Anmerkung: Der Preis des Netzteils sollte sich jedoch noch im moderaten Bereich (bis 60€, falls nötig, kann es auch mehr sein) bewegen, falls das möglich ist.
Vielen Dank schon mal für alle hilfreichen Beiträge!

EDIT: Sorry für die Themabewertung, ich wollte nur ausprobieren, ob man seinen eigenen Thread bewerten kann


----------



## RichardLancelot (3. Dezember 2012)

Mhh, 60€ ist schon an der Grenze kalkuliert. Ich würde vielleicht zum 'be quiet! Pure Power L7 530W' oder einem 'Cooler Master GX-450' raten. Bei deinen Komponenten und der Perspektive dass du mal noch was nachrüsten könntest würde ich in jedem Fall nicht weniger als 450 Watt einplanen. Eher sogar 500 und mehr.
Ich selbst bin ja Fan und überzeugter Langzeitanwender von Enermax-NTs, aber da dürfte in deiner Preisklasse nichts zu finden sein.


----------



## Adrianone (3. Dezember 2012)

### Zu bearbeitende Aufgaben
- A) Warum sollte man laut RichardLancelot im Forenthread zum Netzteil nicht weniger als 450 Watt einplanen?
- B) Schreib aus der Auflistung die Zeilen ab, angefangen bei der Zeile mit "box-number-badge: 5 bbox=[796, 433, 840, 477]" bis einschließlich der Zeile mit "box-progress-bar bbox=[248, 520, 312, 527]".

### Vorliegende Daten
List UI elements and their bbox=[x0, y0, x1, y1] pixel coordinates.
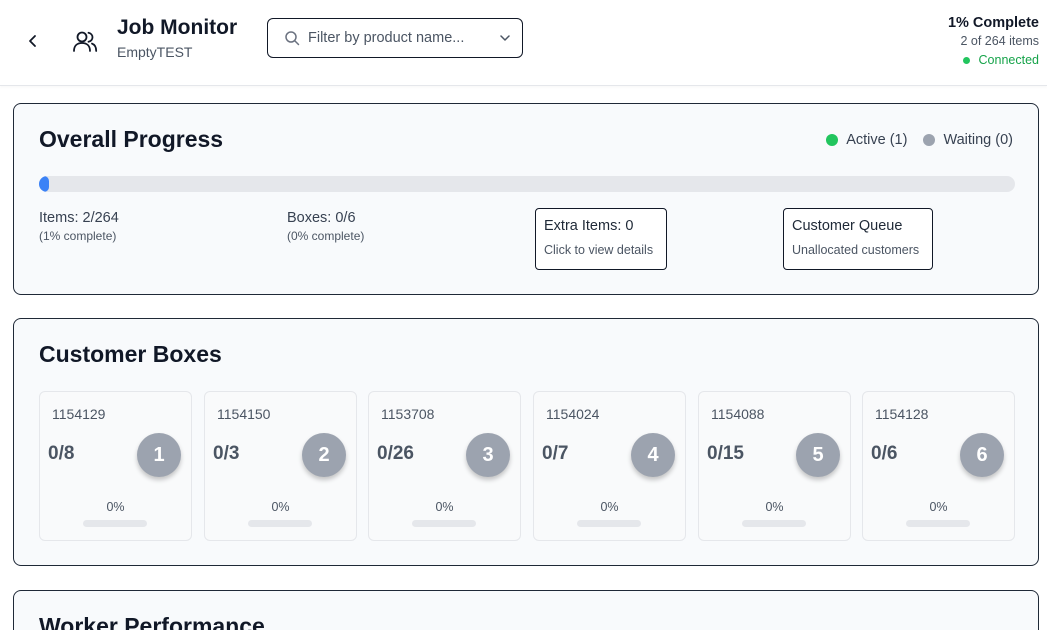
box-number-badge: 5 bbox=[796, 433, 840, 477]
box-percent: 0% bbox=[765, 500, 784, 514]
connection-status: Connected bbox=[948, 53, 1039, 67]
overall-progress-fill bbox=[39, 176, 49, 192]
box-progress-bar bbox=[83, 520, 147, 527]
complete-percent: 1% Complete bbox=[947, 15, 1039, 31]
items-stat-percent: (1% complete) bbox=[39, 229, 117, 243]
status-dot-icon bbox=[962, 56, 970, 64]
customer-id: 1154129 bbox=[52, 406, 106, 422]
customer-boxes-card: Customer Boxes 1154129 0/8 1 0% 1154150 … bbox=[13, 318, 1039, 566]
box-progress-bar bbox=[248, 520, 312, 527]
waiting-dot-icon bbox=[923, 134, 936, 146]
chevron-down-icon[interactable] bbox=[498, 31, 512, 45]
box-number-badge: 1 bbox=[137, 433, 181, 477]
box-progress-bar bbox=[906, 520, 970, 527]
customer-id: 1154024 bbox=[546, 406, 600, 422]
customer-id: 1154088 bbox=[711, 406, 765, 422]
box-percent: 0% bbox=[271, 500, 290, 514]
job-status: 1% Complete 2 of 264 items Connected bbox=[948, 15, 1039, 67]
worker-performance-card: Worker Performance bbox=[13, 590, 1039, 630]
page-title: Job Monitor bbox=[117, 16, 238, 39]
app-header: Job Monitor EmptyTEST Filter by product … bbox=[0, 0, 1047, 86]
box-item-count: 0/6 bbox=[871, 443, 898, 464]
active-label: Active (1) bbox=[846, 132, 908, 148]
active-dot-icon bbox=[826, 134, 839, 146]
items-stat: Items: 2/264 (1% complete) bbox=[39, 210, 119, 243]
extra-items-button[interactable]: Extra Items: 0 Click to view details bbox=[535, 208, 667, 270]
extra-items-hint: Click to view details bbox=[544, 243, 654, 257]
items-count: 2 of 264 items bbox=[960, 34, 1039, 48]
boxes-stat: Boxes: 0/6 (0% complete) bbox=[287, 210, 364, 243]
box-item-count: 0/26 bbox=[377, 443, 414, 464]
customer-id: 1154128 bbox=[875, 406, 929, 422]
customer-box-card[interactable]: 1154128 0/6 6 0% bbox=[862, 391, 1015, 541]
boxes-stat-percent: (0% complete) bbox=[287, 229, 365, 243]
customer-box-card[interactable]: 1154024 0/7 4 0% bbox=[533, 391, 686, 541]
worker-performance-title: Worker Performance bbox=[39, 613, 265, 630]
job-name: EmptyTEST bbox=[117, 44, 193, 60]
box-item-count: 0/3 bbox=[213, 443, 240, 464]
box-percent: 0% bbox=[600, 500, 619, 514]
box-percent: 0% bbox=[929, 500, 948, 514]
connection-label: Connected bbox=[978, 53, 1039, 67]
customer-id: 1153708 bbox=[381, 406, 435, 422]
overall-progress-card: Overall Progress Active (1) Waiting (0) … bbox=[13, 103, 1039, 295]
box-number-badge: 6 bbox=[960, 433, 1004, 477]
chevron-left-icon bbox=[29, 35, 36, 47]
overall-progress-bar bbox=[39, 176, 1015, 192]
status-legend: Active (1) Waiting (0) bbox=[826, 132, 1013, 148]
customer-box-card[interactable]: 1154088 0/15 5 0% bbox=[698, 391, 851, 541]
box-progress-bar bbox=[577, 520, 641, 527]
box-item-count: 0/15 bbox=[707, 443, 744, 464]
search-icon bbox=[285, 31, 300, 46]
items-stat-value: Items: 2/264 bbox=[39, 210, 119, 226]
box-progress-bar bbox=[412, 520, 476, 527]
overall-progress-title: Overall Progress bbox=[39, 126, 224, 152]
customer-box-card[interactable]: 1153708 0/26 3 0% bbox=[368, 391, 521, 541]
box-number-badge: 4 bbox=[631, 433, 675, 477]
search-placeholder: Filter by product name... bbox=[308, 30, 465, 46]
box-percent: 0% bbox=[435, 500, 454, 514]
customer-box-card[interactable]: 1154129 0/8 1 0% bbox=[39, 391, 192, 541]
box-number-badge: 2 bbox=[302, 433, 346, 477]
customer-boxes-title: Customer Boxes bbox=[39, 341, 222, 367]
box-percent: 0% bbox=[106, 500, 125, 514]
boxes-stat-value: Boxes: 0/6 bbox=[287, 210, 356, 226]
box-number-badge: 3 bbox=[466, 433, 510, 477]
waiting-label: Waiting (0) bbox=[943, 132, 1013, 148]
customer-queue-hint: Unallocated customers bbox=[792, 243, 920, 257]
customer-box-card[interactable]: 1154150 0/3 2 0% bbox=[204, 391, 357, 541]
box-item-count: 0/8 bbox=[48, 443, 75, 464]
customer-queue-label: Customer Queue bbox=[792, 218, 903, 234]
customer-id: 1154150 bbox=[217, 406, 271, 422]
customer-queue-button[interactable]: Customer Queue Unallocated customers bbox=[783, 208, 933, 270]
box-item-count: 0/7 bbox=[542, 443, 569, 464]
back-button[interactable] bbox=[22, 30, 44, 52]
box-progress-bar bbox=[742, 520, 806, 527]
users-icon bbox=[73, 31, 98, 52]
extra-items-label: Extra Items: 0 bbox=[544, 218, 634, 234]
product-filter-input[interactable]: Filter by product name... bbox=[267, 18, 523, 58]
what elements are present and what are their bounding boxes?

### Lösungen
- A) Das ergibt sich aus den vorhandenen Komponenten und der Aussicht, später noch etwas nachzurüsten. RichardLancelot hält sogar eher 500 Watt und mehr für sinnvoll.

- B)
box-number-badge: 5 bbox=[796, 433, 840, 477]
box-percent: 0% bbox=[765, 500, 784, 514]
connection-status: Connected bbox=[948, 53, 1039, 67]
overall-progress-fill bbox=[39, 176, 49, 192]
box-progress-bar bbox=[83, 520, 147, 527]
complete-percent: 1% Complete bbox=[947, 15, 1039, 31]
items-stat-percent: (1% complete) bbox=[39, 229, 117, 243]
status-dot-icon bbox=[962, 56, 970, 64]
customer-id: 1154129 bbox=[52, 406, 106, 422]
customer-boxes-card: Customer Boxes 1154129 0/8 1 0% 1154150 … bbox=[13, 318, 1039, 566]
box-progress-bar bbox=[248, 520, 312, 527]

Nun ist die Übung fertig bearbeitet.